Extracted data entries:
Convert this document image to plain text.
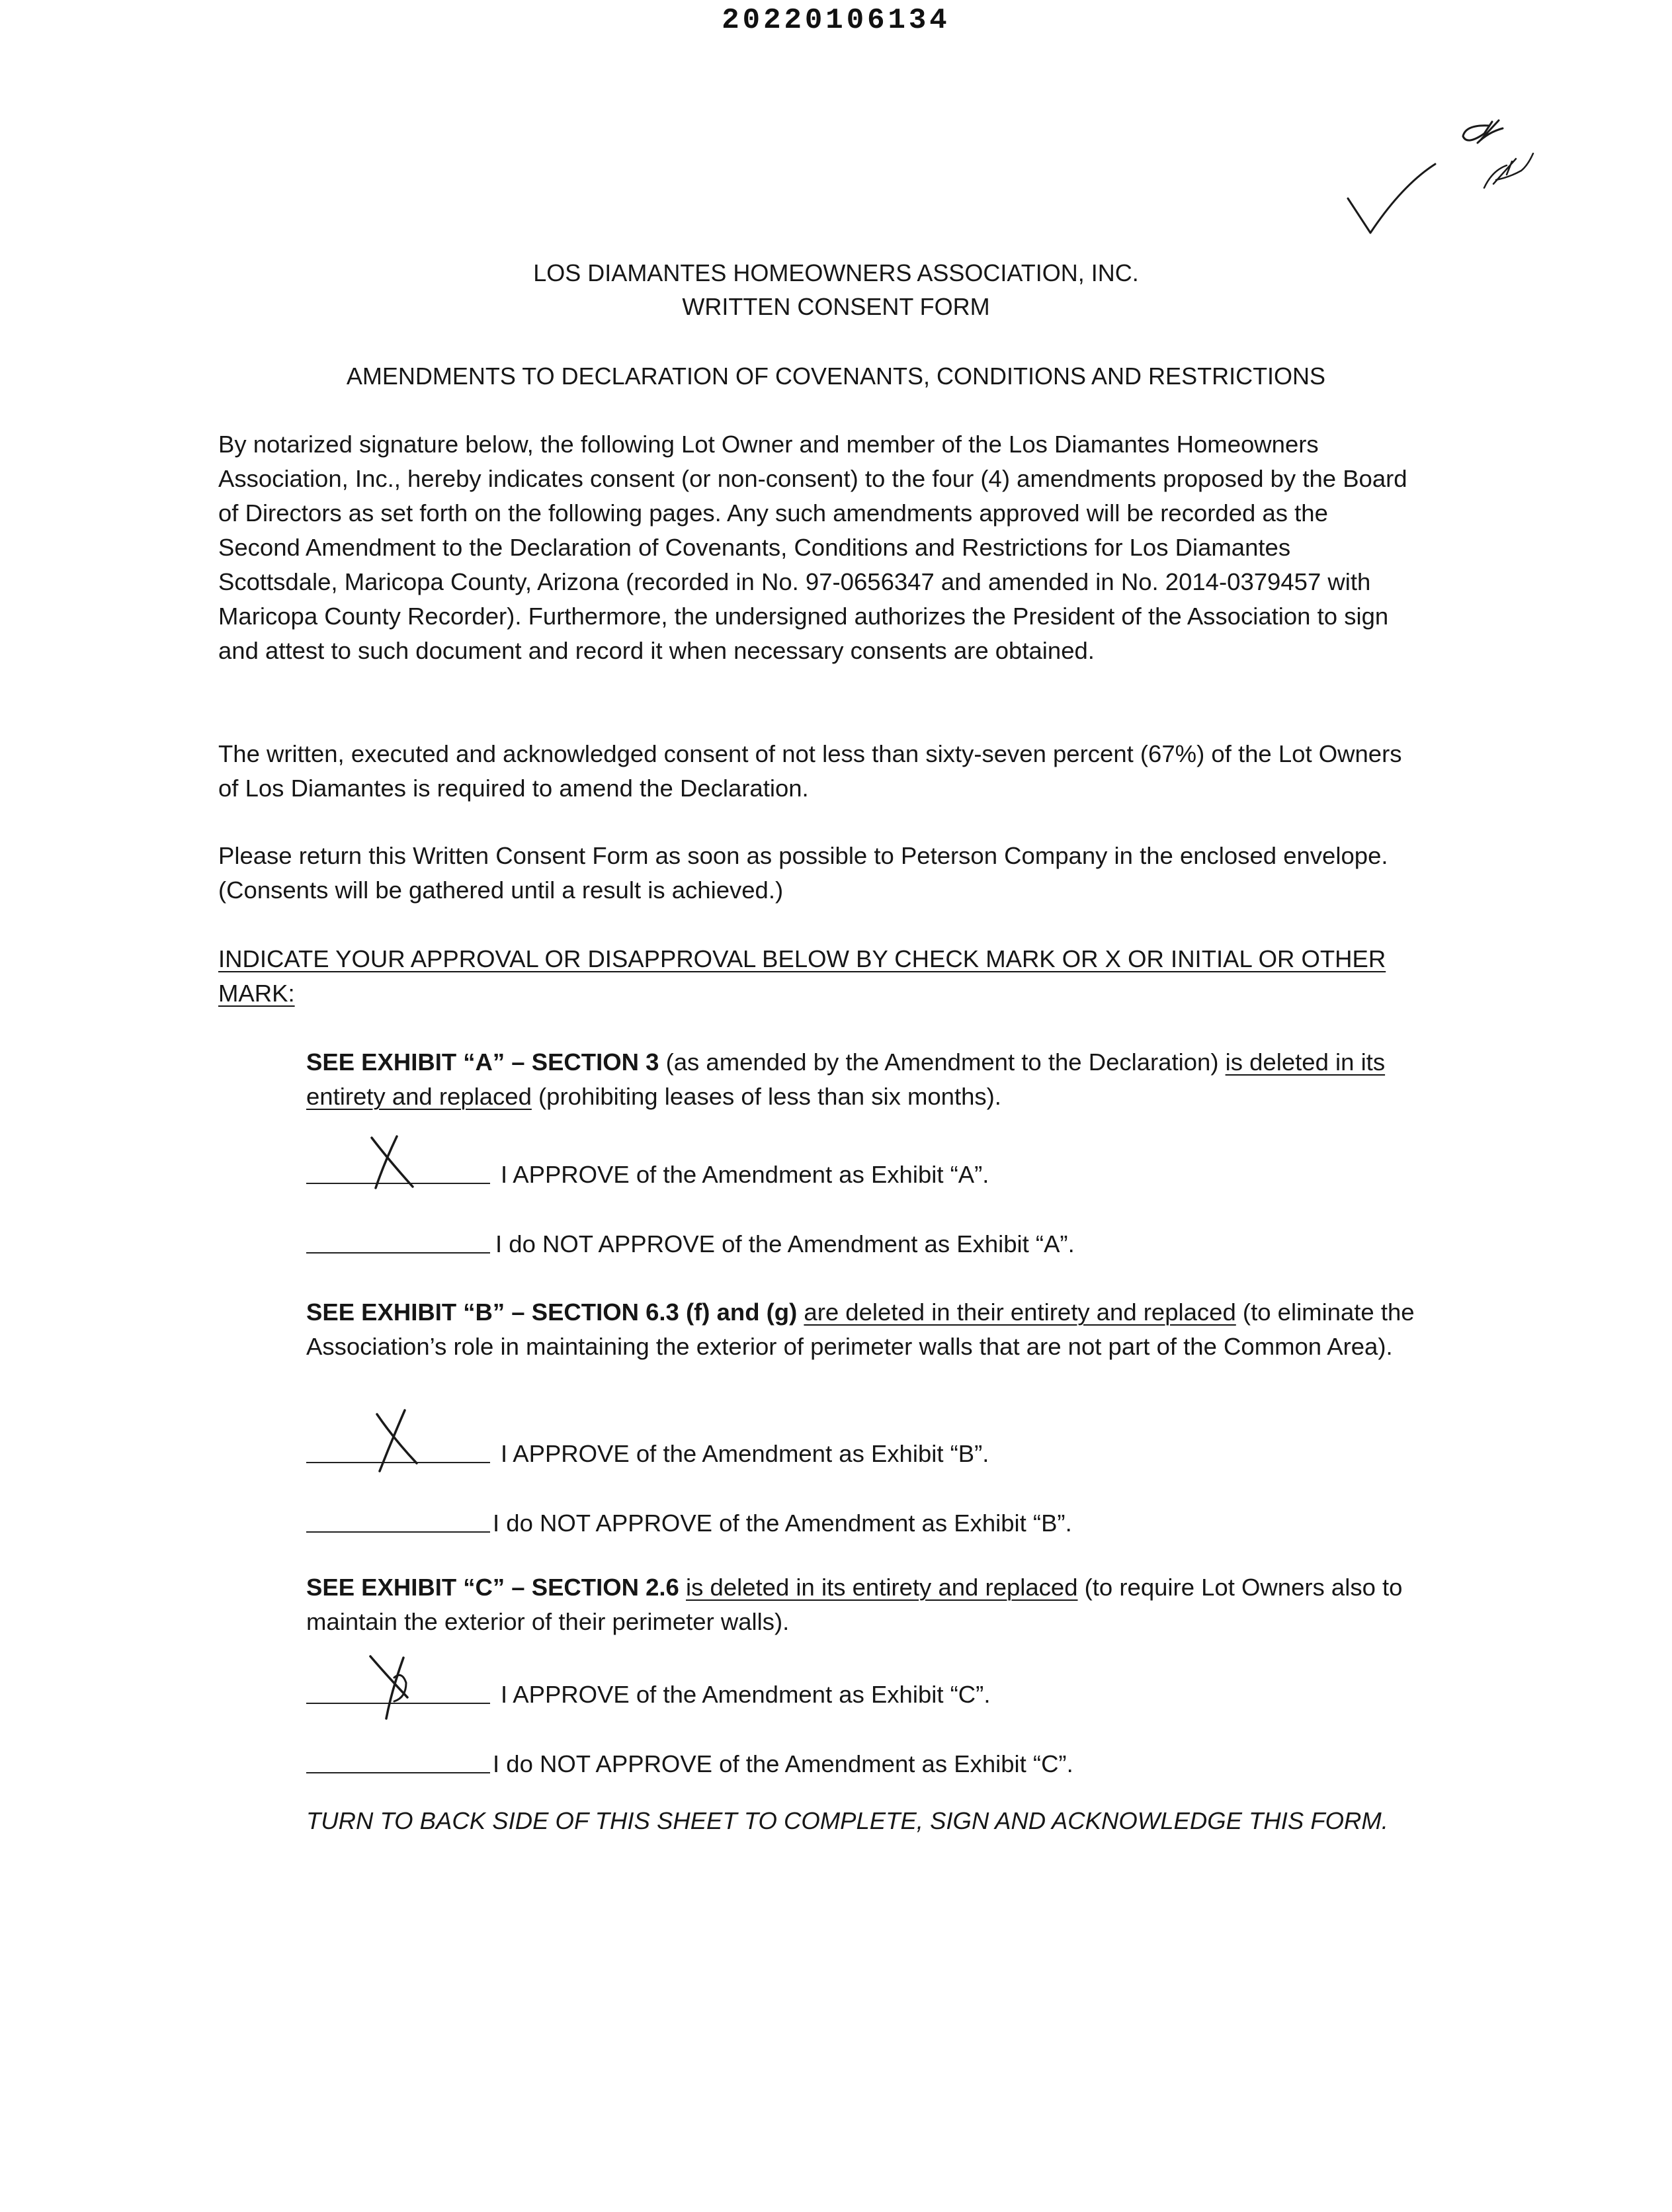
20220106134
LOS DIAMANTES HOMEOWNERS ASSOCIATION, INC.
WRITTEN CONSENT FORM
AMENDMENTS TO DECLARATION OF COVENANTS, CONDITIONS AND RESTRICTIONS
By notarized signature below, the following Lot Owner and member of the Los Diamantes Homeowners Association, Inc., hereby indicates consent (or non-consent) to the four (4) amendments proposed by the Board of Directors as set forth on the following pages. Any such amendments approved will be recorded as the Second Amendment to the Declaration of Covenants, Conditions and Restrictions for Los Diamantes Scottsdale, Maricopa County, Arizona (recorded in No. 97-0656347 and amended in No. 2014-0379457 with Maricopa County Recorder). Furthermore, the undersigned authorizes the President of the Association to sign and attest to such document and record it when necessary consents are obtained.
The written, executed and acknowledged consent of not less than sixty-seven percent (67%) of the Lot Owners of Los Diamantes is required to amend the Declaration.
Please return this Written Consent Form as soon as possible to Peterson Company in the enclosed envelope. (Consents will be gathered until a result is achieved.)
INDICATE YOUR APPROVAL OR DISAPPROVAL BELOW BY CHECK MARK OR X OR INITIAL OR OTHER MARK:
SEE EXHIBIT “A” – SECTION 3 (as amended by the Amendment to the Declaration) is deleted in its entirety and replaced (prohibiting leases of less than six months).
I APPROVE of the Amendment as Exhibit “A”.
I do NOT APPROVE of the Amendment as Exhibit “A”.
SEE EXHIBIT “B” – SECTION 6.3 (f) and (g) are deleted in their entirety and replaced (to eliminate the Association’s role in maintaining the exterior of perimeter walls that are not part of the Common Area).
I APPROVE of the Amendment as Exhibit “B”.
I do NOT APPROVE of the Amendment as Exhibit “B”.
SEE EXHIBIT “C” – SECTION 2.6 is deleted in its entirety and replaced (to require Lot Owners also to maintain the exterior of their perimeter walls).
I APPROVE of the Amendment as Exhibit “C”.
I do NOT APPROVE of the Amendment as Exhibit “C”.
TURN TO BACK SIDE OF THIS SHEET TO COMPLETE, SIGN AND ACKNOWLEDGE THIS FORM.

YOUR INSTRUCTIONS: Reproduce each line of the records exactly, and omit every picture.

EXERCISE ANSWER:
Convert this document image to plain text.
20220106134
LOS DIAMANTES HOMEOWNERS ASSOCIATION, INC.
WRITTEN CONSENT FORM
AMENDMENTS TO DECLARATION OF COVENANTS, CONDITIONS AND RESTRICTIONS
By notarized signature below, the following Lot Owner and member of the Los Diamantes Homeowners Association, Inc., hereby indicates consent (or non-consent) to the four (4) amendments proposed by the Board of Directors as set forth on the following pages. Any such amendments approved will be recorded as the Second Amendment to the Declaration of Covenants, Conditions and Restrictions for Los Diamantes Scottsdale, Maricopa County, Arizona (recorded in No. 97-0656347 and amended in No. 2014-0379457 with Maricopa County Recorder). Furthermore, the undersigned authorizes the President of the Association to sign and attest to such document and record it when necessary consents are obtained.
The written, executed and acknowledged consent of not less than sixty-seven percent (67%) of the Lot Owners of Los Diamantes is required to amend the Declaration.
Please return this Written Consent Form as soon as possible to Peterson Company in the enclosed envelope. (Consents will be gathered until a result is achieved.)
INDICATE YOUR APPROVAL OR DISAPPROVAL BELOW BY CHECK MARK OR X OR INITIAL OR OTHER MARK:
SEE EXHIBIT “A” – SECTION 3 (as amended by the Amendment to the Declaration) is deleted in its entirety and replaced (prohibiting leases of less than six months).
I APPROVE of the Amendment as Exhibit “A”.
I do NOT APPROVE of the Amendment as Exhibit “A”.
SEE EXHIBIT “B” – SECTION 6.3 (f) and (g) are deleted in their entirety and replaced (to eliminate the Association’s role in maintaining the exterior of perimeter walls that are not part of the Common Area).
I APPROVE of the Amendment as Exhibit “B”.
I do NOT APPROVE of the Amendment as Exhibit “B”.
SEE EXHIBIT “C” – SECTION 2.6 is deleted in its entirety and replaced (to require Lot Owners also to maintain the exterior of their perimeter walls).
I APPROVE of the Amendment as Exhibit “C”.
I do NOT APPROVE of the Amendment as Exhibit “C”.
TURN TO BACK SIDE OF THIS SHEET TO COMPLETE, SIGN AND ACKNOWLEDGE THIS FORM.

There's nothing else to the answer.